▶ **WHAT THE TASK ASKS**: Recast the listing below as a Markdown table with the columns "Row" and "Listing line", giving every line its own numbered row and omitting blank lines.

________

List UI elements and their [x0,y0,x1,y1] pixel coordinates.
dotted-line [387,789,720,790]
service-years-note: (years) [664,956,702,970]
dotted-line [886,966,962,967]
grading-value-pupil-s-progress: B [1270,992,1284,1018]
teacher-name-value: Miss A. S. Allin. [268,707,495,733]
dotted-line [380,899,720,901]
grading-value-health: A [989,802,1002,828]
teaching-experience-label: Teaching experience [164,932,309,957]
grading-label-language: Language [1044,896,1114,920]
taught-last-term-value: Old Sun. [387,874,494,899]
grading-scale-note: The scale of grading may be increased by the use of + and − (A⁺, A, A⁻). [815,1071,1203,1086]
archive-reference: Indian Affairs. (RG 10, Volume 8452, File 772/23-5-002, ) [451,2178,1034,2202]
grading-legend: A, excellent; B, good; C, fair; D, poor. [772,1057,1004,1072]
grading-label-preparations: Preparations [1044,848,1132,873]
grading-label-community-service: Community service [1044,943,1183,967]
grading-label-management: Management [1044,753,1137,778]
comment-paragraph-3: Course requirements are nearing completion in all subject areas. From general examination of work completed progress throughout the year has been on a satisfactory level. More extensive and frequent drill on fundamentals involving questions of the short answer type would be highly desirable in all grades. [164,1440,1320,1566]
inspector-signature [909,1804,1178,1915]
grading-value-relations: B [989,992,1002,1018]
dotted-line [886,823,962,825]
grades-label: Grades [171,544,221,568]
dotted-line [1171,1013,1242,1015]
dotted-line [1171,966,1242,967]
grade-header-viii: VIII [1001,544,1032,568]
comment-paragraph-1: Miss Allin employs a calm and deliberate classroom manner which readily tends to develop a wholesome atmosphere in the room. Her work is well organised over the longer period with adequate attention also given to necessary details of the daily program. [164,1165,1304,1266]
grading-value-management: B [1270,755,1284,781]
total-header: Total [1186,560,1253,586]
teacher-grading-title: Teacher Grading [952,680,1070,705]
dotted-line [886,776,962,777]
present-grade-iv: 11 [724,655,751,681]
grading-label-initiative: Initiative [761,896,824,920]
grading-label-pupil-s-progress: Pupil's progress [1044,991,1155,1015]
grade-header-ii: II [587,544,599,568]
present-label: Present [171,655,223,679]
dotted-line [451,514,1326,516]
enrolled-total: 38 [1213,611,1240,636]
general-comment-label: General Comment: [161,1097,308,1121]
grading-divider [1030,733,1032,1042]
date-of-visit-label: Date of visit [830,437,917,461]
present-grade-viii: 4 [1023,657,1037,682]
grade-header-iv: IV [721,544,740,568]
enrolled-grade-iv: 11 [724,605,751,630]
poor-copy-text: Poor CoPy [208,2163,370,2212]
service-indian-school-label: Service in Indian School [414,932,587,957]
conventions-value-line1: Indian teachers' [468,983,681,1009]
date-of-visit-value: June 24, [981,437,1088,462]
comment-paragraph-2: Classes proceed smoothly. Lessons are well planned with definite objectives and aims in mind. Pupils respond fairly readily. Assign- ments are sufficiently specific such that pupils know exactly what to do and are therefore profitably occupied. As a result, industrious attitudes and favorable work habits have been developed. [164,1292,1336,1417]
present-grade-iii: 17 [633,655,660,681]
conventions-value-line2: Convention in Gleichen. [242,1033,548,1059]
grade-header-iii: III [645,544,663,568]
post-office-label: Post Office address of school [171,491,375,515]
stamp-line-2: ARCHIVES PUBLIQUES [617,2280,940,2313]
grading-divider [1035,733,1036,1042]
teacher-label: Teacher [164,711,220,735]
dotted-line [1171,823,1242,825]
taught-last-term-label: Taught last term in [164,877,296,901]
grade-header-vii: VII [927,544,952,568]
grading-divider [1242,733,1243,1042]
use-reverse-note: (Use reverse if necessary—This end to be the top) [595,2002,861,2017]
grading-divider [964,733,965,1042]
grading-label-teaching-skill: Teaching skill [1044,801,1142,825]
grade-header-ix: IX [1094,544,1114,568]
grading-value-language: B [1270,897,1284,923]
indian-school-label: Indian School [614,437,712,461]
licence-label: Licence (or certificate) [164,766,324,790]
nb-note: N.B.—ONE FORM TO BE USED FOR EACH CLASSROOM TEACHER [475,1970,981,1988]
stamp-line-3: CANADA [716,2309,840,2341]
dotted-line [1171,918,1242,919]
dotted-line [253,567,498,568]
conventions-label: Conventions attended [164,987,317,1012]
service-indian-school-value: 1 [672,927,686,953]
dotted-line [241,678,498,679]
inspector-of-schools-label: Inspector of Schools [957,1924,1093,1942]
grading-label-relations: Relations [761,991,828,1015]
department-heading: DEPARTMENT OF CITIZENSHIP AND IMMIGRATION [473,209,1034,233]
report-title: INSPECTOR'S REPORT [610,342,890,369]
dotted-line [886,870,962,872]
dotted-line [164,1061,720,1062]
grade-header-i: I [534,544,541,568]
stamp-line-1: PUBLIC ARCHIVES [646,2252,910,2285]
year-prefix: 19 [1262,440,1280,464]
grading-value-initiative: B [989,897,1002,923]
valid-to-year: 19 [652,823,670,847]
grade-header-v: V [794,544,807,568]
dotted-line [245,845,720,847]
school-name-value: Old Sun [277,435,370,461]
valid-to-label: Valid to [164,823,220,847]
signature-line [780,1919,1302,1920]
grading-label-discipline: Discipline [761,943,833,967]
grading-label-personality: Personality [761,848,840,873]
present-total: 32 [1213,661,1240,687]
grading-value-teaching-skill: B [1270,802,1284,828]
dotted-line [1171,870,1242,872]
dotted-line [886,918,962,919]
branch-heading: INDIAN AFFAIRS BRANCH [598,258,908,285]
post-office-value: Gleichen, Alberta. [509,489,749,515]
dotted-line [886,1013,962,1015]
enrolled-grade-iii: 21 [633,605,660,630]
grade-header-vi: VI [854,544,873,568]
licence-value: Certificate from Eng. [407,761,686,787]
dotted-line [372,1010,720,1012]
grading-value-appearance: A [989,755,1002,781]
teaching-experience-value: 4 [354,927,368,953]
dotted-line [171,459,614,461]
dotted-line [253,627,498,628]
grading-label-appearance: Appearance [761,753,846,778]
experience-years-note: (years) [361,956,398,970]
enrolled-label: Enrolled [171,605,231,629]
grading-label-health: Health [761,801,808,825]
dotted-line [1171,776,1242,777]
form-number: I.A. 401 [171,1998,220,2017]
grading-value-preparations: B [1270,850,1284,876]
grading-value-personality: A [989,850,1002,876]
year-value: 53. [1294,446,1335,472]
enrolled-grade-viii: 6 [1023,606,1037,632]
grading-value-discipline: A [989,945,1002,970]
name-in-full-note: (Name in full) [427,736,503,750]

________

▶ **EXERCISE OUTPUT**:
| Row | Listing line |
|---|---|
| 1 | List UI elements and their [x0,y0,x1,y1] pixel coordinates. |
| 2 | dotted-line [387,789,720,790] |
| 3 | service-years-note: (years) [664,956,702,970] |
| 4 | dotted-line [886,966,962,967] |
| 5 | grading-value-pupil-s-progress: B [1270,992,1284,1018] |
| 6 | teacher-name-value: Miss A. S. Allin. [268,707,495,733] |
| 7 | dotted-line [380,899,720,901] |
| 8 | grading-value-health: A [989,802,1002,828] |
| 9 | teaching-experience-label: Teaching experience [164,932,309,957] |
| 10 | grading-label-language: Language [1044,896,1114,920] |
| 11 | taught-last-term-value: Old Sun. [387,874,494,899] |
| 12 | grading-scale-note: The scale of grading may be increased by the use of + and − (A⁺, A, A⁻). [815,1071,1203,1086] |
| 13 | archive-reference: Indian Affairs. (RG 10, Volume 8452, File 772/23-5-002, ) [451,2178,1034,2202] |
| 14 | grading-legend: A, excellent; B, good; C, fair; D, poor. [772,1057,1004,1072] |
| 15 | grading-label-preparations: Preparations [1044,848,1132,873] |
| 16 | grading-label-community-service: Community service [1044,943,1183,967] |
| 17 | grading-label-management: Management [1044,753,1137,778] |
| 18 | comment-paragraph-3: Course requirements are nearing completion in all subject areas. From general examination of work completed progress throughout the year has been on a satisfactory level. More extensive and frequent drill on fundamentals involving questions of the short answer type would be highly desirable in all grades. [164,1440,1320,1566] |
| 19 | inspector-signature [909,1804,1178,1915] |
| 20 | grading-value-relations: B [989,992,1002,1018] |
| 21 | dotted-line [886,823,962,825] |
| 22 | grades-label: Grades [171,544,221,568] |
| 23 | dotted-line [1171,1013,1242,1015] |
| 24 | dotted-line [1171,966,1242,967] |
| 25 | grade-header-viii: VIII [1001,544,1032,568] |
| 26 | comment-paragraph-1: Miss Allin employs a calm and deliberate classroom manner which readily tends to develop a wholesome atmosphere in the room. Her work is well organised over the longer period with adequate attention also given to necessary details of the daily program. [164,1165,1304,1266] |
| 27 | grading-value-management: B [1270,755,1284,781] |
| 28 | total-header: Total [1186,560,1253,586] |
| 29 | teacher-grading-title: Teacher Grading [952,680,1070,705] |
| 30 | dotted-line [886,776,962,777] |
| 31 | present-grade-iv: 11 [724,655,751,681] |
| 32 | grading-label-initiative: Initiative [761,896,824,920] |
| 33 | grading-label-pupil-s-progress: Pupil's progress [1044,991,1155,1015] |
| 34 | grade-header-ii: II [587,544,599,568] |
| 35 | present-label: Present [171,655,223,679] |
| 36 | dotted-line [451,514,1326,516] |
| 37 | enrolled-total: 38 [1213,611,1240,636] |
| 38 | general-comment-label: General Comment: [161,1097,308,1121] |
| 39 | grading-divider [1030,733,1032,1042] |
| 40 | date-of-visit-label: Date of visit [830,437,917,461] |
| 41 | present-grade-viii: 4 [1023,657,1037,682] |
| 42 | grade-header-iv: IV [721,544,740,568] |
| 43 | enrolled-grade-iv: 11 [724,605,751,630] |
| 44 | poor-copy-text: Poor CoPy [208,2163,370,2212] |
| 45 | service-indian-school-label: Service in Indian School [414,932,587,957] |
| 46 | conventions-value-line1: Indian teachers' [468,983,681,1009] |
| 47 | date-of-visit-value: June 24, [981,437,1088,462] |
| 48 | comment-paragraph-2: Classes proceed smoothly. Lessons are well planned with definite objectives and aims in mind. Pupils respond fairly readily. Assign- ments are sufficiently specific such that pupils know exactly what to do and are therefore profitably occupied. As a result, industrious attitudes and favorable work habits have been developed. [164,1292,1336,1417] |
| 49 | present-grade-iii: 17 [633,655,660,681] |
| 50 | conventions-value-line2: Convention in Gleichen. [242,1033,548,1059] |
| 51 | grade-header-iii: III [645,544,663,568] |
| 52 | post-office-label: Post Office address of school [171,491,375,515] |
| 53 | stamp-line-2: ARCHIVES PUBLIQUES [617,2280,940,2313] |
| 54 | grading-divider [1035,733,1036,1042] |
| 55 | teacher-label: Teacher [164,711,220,735] |
| 56 | dotted-line [1171,823,1242,825] |
| 57 | taught-last-term-label: Taught last term in [164,877,296,901] |
| 58 | grade-header-vii: VII [927,544,952,568] |
| 59 | grading-divider [1242,733,1243,1042] |
| 60 | use-reverse-note: (Use reverse if necessary—This end to be the top) [595,2002,861,2017] |
| 61 | grading-divider [964,733,965,1042] |
| 62 | grading-label-teaching-skill: Teaching skill [1044,801,1142,825] |
| 63 | grade-header-ix: IX [1094,544,1114,568] |
| 64 | grading-value-language: B [1270,897,1284,923] |
| 65 | indian-school-label: Indian School [614,437,712,461] |
| 66 | licence-label: Licence (or certificate) [164,766,324,790] |
| 67 | nb-note: N.B.—ONE FORM TO BE USED FOR EACH CLASSROOM TEACHER [475,1970,981,1988] |
| 68 | stamp-line-3: CANADA [716,2309,840,2341] |
| 69 | dotted-line [1171,918,1242,919] |
| 70 | dotted-line [253,567,498,568] |
| 71 | conventions-label: Conventions attended [164,987,317,1012] |
| 72 | service-indian-school-value: 1 [672,927,686,953] |
| 73 | dotted-line [241,678,498,679] |
| 74 | inspector-of-schools-label: Inspector of Schools [957,1924,1093,1942] |
| 75 | grading-label-relations: Relations [761,991,828,1015] |
| 76 | department-heading: DEPARTMENT OF CITIZENSHIP AND IMMIGRATION [473,209,1034,233] |
| 77 | report-title: INSPECTOR'S REPORT [610,342,890,369] |
| 78 | dotted-line [886,870,962,872] |
| 79 | dotted-line [164,1061,720,1062] |
| 80 | grade-header-i: I [534,544,541,568] |
| 81 | stamp-line-1: PUBLIC ARCHIVES [646,2252,910,2285] |
| 82 | year-prefix: 19 [1262,440,1280,464] |
| 83 | grading-value-initiative: B [989,897,1002,923] |
| 84 | valid-to-year: 19 [652,823,670,847] |
| 85 | grade-header-v: V [794,544,807,568] |
| 86 | dotted-line [245,845,720,847] |
| 87 | school-name-value: Old Sun [277,435,370,461] |
| 88 | valid-to-label: Valid to [164,823,220,847] |
| 89 | signature-line [780,1919,1302,1920] |
| 90 | grading-label-discipline: Discipline [761,943,833,967] |
| 91 | grading-label-personality: Personality [761,848,840,873] |
| 92 | present-total: 32 [1213,661,1240,687] |
| 93 | grading-value-teaching-skill: B [1270,802,1284,828] |
| 94 | dotted-line [1171,870,1242,872] |
| 95 | dotted-line [886,918,962,919] |
| 96 | branch-heading: INDIAN AFFAIRS BRANCH [598,258,908,285] |
| 97 | post-office-value: Gleichen, Alberta. [509,489,749,515] |
| 98 | dotted-line [886,1013,962,1015] |
| 99 | enrolled-grade-iii: 21 [633,605,660,630] |
| 100 | grade-header-vi: VI [854,544,873,568] |
| 101 | licence-value: Certificate from Eng. [407,761,686,787] |
| 102 | dotted-line [372,1010,720,1012] |
| 103 | grading-value-appearance: A [989,755,1002,781] |
| 104 | teaching-experience-value: 4 [354,927,368,953] |
| 105 | dotted-line [171,459,614,461] |
| 106 | dotted-line [253,627,498,628] |
| 107 | grading-label-appearance: Appearance [761,753,846,778] |
| 108 | experience-years-note: (years) [361,956,398,970] |
| 109 | enrolled-label: Enrolled [171,605,231,629] |
| 110 | grading-label-health: Health [761,801,808,825] |
| 111 | dotted-line [1171,776,1242,777] |
| 112 | form-number: I.A. 401 [171,1998,220,2017] |
| 113 | grading-value-preparations: B [1270,850,1284,876] |
| 114 | grading-value-personality: A [989,850,1002,876] |
| 115 | year-value: 53. [1294,446,1335,472] |
| 116 | enrolled-grade-viii: 6 [1023,606,1037,632] |
| 117 | grading-value-discipline: A [989,945,1002,970] |
| 118 | name-in-full-note: (Name in full) [427,736,503,750] |